### SOURCE RECORDS

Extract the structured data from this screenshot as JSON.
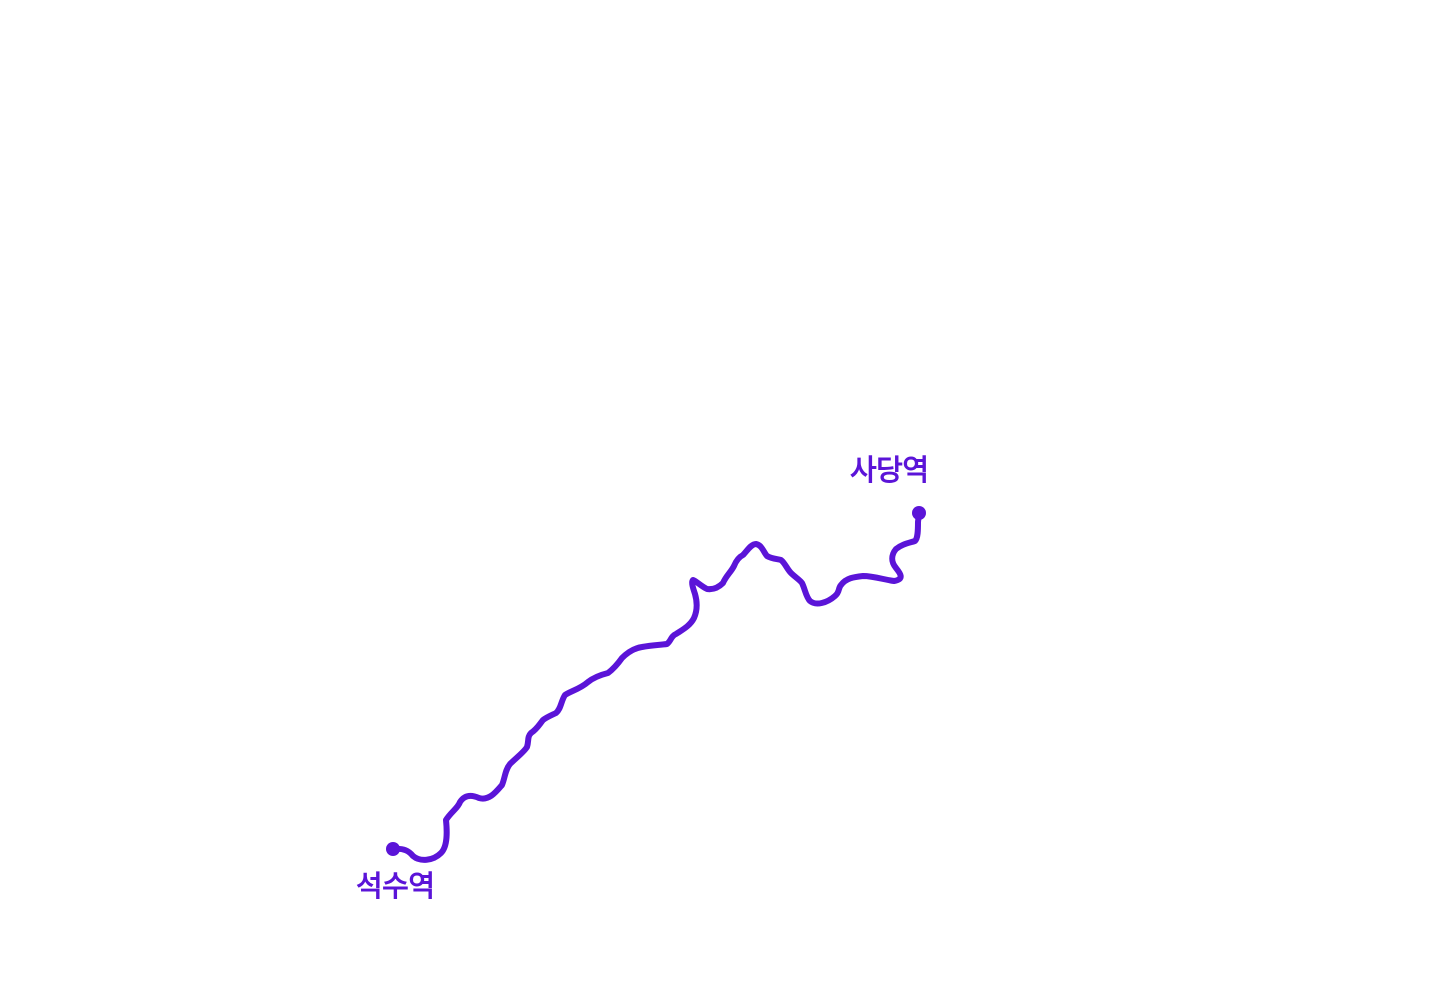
{
  "route": {
    "color": "#5b14d8",
    "start_station": "석수역",
    "end_station": "사당역"
  }
}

### WRITTEN INSTRUCTION
Copy the data character for character, but drop all pictures from the copy.

### TASK RESPONSE
Extract the structured data from this screenshot as JSON.
{
  "route": {
    "color": "#5b14d8",
    "start_station": "석수역",
    "end_station": "사당역"
  }
}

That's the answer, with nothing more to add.